→ **Work required**
Report how many lines contain "وأساقفتها"; state the number and nothing else.

→ **Dataset records**
----------

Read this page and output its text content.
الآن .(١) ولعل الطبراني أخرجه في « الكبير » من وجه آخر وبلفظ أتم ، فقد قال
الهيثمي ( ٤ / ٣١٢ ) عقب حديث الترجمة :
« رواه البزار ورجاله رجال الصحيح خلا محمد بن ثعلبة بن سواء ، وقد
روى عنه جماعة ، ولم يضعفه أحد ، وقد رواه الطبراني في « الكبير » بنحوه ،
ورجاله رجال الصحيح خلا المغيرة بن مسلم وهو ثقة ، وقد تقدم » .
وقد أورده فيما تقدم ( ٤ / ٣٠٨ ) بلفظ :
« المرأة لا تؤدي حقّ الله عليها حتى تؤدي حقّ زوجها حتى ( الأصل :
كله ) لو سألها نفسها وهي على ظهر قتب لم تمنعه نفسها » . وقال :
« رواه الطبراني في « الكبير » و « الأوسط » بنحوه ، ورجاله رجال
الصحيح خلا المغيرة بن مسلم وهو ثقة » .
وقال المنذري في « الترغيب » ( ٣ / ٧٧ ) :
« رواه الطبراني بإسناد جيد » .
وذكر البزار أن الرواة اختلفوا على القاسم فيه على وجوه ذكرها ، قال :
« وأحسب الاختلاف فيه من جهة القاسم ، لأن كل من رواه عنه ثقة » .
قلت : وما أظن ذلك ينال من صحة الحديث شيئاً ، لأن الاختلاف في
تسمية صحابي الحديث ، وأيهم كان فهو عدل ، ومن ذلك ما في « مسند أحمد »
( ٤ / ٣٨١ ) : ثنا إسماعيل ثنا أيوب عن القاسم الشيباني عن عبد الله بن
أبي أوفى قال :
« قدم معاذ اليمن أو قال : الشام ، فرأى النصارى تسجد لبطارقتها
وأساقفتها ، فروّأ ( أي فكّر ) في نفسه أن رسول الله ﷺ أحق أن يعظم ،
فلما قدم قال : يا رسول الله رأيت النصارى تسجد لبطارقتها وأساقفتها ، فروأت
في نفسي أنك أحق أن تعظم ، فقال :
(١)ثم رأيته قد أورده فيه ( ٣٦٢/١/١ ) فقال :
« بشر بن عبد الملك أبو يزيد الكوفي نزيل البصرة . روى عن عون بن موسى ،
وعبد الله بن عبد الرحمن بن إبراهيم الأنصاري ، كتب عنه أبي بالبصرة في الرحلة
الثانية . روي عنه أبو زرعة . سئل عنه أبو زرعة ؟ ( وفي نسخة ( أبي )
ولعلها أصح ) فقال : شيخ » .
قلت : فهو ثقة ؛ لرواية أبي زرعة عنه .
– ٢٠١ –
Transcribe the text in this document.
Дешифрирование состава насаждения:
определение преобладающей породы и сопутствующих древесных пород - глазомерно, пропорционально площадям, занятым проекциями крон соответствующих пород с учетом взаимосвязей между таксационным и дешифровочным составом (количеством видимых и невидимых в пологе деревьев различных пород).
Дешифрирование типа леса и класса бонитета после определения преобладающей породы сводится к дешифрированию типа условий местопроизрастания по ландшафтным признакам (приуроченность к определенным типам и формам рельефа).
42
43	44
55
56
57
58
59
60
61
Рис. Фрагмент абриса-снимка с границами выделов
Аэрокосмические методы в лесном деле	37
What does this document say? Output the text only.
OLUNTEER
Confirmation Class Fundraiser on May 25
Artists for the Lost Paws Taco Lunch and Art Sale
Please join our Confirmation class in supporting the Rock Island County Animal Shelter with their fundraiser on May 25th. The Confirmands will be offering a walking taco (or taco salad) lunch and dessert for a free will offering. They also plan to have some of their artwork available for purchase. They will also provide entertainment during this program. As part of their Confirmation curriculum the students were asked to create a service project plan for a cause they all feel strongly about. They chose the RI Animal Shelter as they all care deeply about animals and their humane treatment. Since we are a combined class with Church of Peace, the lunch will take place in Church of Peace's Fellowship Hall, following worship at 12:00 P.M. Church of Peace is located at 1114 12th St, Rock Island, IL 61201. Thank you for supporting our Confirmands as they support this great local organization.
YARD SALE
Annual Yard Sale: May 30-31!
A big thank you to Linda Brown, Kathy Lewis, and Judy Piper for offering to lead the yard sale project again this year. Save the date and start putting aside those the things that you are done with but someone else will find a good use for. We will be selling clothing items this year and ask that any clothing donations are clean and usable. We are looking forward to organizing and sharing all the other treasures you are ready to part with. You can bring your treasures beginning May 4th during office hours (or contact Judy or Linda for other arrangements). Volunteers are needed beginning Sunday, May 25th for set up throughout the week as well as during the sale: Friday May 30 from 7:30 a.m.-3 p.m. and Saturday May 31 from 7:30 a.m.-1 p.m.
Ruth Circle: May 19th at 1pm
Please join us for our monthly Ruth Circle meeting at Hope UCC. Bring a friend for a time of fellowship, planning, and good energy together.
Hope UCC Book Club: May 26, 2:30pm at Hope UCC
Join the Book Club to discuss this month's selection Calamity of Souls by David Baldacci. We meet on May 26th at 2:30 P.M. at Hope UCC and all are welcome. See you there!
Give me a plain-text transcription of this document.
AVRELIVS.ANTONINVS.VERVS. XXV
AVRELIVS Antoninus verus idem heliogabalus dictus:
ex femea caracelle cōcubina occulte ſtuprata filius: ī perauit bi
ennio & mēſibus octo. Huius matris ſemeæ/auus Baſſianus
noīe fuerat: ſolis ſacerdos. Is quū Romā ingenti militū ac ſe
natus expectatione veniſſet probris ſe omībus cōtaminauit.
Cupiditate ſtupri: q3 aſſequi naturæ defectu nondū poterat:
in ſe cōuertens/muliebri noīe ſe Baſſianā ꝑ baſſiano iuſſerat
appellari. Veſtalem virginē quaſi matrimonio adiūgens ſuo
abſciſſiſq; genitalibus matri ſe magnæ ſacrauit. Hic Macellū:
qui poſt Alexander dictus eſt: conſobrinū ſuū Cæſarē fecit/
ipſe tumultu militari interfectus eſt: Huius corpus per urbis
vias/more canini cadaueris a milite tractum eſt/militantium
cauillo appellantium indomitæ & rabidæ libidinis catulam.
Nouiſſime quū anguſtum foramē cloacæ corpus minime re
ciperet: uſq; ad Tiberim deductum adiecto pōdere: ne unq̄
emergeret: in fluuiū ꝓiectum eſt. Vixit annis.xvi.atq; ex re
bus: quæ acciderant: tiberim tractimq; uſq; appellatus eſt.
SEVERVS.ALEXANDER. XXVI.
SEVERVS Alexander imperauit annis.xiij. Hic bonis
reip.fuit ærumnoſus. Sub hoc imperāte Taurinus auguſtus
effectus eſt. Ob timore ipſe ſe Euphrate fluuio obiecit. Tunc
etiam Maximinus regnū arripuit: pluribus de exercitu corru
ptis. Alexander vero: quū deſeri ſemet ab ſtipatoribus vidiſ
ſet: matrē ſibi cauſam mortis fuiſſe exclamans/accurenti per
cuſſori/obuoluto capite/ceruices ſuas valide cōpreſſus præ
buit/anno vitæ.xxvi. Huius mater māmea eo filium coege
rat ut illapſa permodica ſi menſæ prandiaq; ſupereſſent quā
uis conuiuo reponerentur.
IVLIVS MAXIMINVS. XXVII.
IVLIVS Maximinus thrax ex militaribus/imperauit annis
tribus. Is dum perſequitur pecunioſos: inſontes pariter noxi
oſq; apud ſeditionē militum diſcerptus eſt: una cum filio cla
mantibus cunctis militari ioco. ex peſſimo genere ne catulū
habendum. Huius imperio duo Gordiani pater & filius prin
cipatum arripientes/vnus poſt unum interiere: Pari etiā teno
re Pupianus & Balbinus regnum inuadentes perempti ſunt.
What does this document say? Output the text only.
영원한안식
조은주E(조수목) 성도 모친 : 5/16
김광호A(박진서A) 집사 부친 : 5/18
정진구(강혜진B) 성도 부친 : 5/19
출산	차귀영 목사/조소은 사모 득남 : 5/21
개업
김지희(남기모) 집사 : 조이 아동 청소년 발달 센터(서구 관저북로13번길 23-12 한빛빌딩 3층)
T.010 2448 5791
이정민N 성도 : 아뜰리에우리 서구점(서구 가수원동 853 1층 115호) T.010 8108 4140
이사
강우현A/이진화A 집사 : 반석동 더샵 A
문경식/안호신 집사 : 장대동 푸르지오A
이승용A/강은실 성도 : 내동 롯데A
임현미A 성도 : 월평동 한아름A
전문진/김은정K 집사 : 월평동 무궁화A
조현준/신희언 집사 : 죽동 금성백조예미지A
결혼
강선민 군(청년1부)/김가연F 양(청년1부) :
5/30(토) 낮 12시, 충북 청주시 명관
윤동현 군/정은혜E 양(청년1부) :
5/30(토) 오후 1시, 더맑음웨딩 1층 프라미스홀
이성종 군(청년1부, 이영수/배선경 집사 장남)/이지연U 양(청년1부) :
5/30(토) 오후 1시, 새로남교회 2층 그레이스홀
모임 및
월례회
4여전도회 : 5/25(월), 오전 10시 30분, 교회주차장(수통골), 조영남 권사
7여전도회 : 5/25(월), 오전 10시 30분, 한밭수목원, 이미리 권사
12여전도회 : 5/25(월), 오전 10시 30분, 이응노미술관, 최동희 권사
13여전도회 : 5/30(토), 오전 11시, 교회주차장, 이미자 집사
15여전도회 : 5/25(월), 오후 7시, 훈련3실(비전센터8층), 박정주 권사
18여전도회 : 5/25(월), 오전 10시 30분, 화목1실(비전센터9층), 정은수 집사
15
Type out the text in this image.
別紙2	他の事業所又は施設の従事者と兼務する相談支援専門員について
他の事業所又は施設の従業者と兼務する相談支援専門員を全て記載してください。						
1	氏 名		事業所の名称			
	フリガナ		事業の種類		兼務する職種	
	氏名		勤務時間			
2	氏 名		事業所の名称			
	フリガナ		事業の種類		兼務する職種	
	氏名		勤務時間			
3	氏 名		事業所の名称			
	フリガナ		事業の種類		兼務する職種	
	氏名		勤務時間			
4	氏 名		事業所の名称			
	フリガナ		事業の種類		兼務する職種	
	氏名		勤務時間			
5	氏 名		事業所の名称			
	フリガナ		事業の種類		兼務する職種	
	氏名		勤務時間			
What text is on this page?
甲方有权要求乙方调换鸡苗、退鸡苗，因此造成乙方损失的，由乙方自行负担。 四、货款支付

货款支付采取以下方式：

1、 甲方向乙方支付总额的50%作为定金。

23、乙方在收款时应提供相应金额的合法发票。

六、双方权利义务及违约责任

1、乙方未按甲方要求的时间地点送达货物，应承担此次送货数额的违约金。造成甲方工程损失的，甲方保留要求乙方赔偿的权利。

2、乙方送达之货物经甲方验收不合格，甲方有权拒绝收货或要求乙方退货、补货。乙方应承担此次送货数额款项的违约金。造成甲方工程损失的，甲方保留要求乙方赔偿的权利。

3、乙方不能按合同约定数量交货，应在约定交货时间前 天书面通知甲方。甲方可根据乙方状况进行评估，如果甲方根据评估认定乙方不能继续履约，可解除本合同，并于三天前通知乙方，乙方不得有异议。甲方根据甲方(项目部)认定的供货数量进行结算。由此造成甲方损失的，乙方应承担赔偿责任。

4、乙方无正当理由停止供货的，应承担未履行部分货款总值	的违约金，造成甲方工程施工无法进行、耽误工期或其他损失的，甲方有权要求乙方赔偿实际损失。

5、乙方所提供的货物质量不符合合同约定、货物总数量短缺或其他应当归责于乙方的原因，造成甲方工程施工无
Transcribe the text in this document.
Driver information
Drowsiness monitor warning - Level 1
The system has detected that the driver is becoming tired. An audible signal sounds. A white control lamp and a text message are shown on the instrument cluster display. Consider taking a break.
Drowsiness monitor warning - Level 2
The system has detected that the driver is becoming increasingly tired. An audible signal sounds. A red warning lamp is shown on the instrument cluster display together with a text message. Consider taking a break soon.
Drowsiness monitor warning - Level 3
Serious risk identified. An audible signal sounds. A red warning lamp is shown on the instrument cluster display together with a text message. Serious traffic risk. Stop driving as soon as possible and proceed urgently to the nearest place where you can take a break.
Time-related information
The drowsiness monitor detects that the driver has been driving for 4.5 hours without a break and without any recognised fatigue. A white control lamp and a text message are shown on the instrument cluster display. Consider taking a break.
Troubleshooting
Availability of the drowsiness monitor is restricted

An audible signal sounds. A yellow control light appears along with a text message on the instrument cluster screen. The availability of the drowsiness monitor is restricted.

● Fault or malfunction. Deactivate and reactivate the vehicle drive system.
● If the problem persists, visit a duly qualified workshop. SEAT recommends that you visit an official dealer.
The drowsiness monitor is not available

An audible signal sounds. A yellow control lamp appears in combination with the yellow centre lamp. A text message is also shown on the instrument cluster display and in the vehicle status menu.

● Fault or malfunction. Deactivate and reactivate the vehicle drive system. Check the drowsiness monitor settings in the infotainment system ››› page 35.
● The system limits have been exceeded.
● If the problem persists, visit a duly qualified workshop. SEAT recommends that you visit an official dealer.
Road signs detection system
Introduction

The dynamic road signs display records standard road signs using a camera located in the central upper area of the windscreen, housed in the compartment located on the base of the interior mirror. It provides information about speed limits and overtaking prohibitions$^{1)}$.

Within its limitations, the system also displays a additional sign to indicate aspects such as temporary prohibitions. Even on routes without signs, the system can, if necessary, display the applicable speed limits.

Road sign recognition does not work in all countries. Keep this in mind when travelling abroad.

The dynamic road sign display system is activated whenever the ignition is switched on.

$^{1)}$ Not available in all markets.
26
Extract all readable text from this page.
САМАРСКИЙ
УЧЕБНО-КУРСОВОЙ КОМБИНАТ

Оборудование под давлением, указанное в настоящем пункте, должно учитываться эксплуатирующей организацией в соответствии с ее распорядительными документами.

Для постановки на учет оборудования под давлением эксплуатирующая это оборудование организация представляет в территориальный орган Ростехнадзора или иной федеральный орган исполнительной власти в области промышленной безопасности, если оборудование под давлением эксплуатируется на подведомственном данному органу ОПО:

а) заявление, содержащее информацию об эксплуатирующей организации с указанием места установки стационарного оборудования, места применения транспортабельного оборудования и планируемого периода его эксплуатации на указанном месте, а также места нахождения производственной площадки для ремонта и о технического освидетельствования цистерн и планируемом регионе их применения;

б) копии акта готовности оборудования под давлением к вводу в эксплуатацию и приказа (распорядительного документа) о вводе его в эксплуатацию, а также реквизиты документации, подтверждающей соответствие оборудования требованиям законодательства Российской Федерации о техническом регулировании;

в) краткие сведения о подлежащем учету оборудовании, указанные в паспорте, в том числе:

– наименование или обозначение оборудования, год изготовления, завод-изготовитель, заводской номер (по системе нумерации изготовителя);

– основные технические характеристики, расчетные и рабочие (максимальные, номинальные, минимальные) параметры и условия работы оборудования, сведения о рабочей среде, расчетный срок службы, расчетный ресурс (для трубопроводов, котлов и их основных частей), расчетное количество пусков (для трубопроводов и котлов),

----------

→ **Completed exercise**
2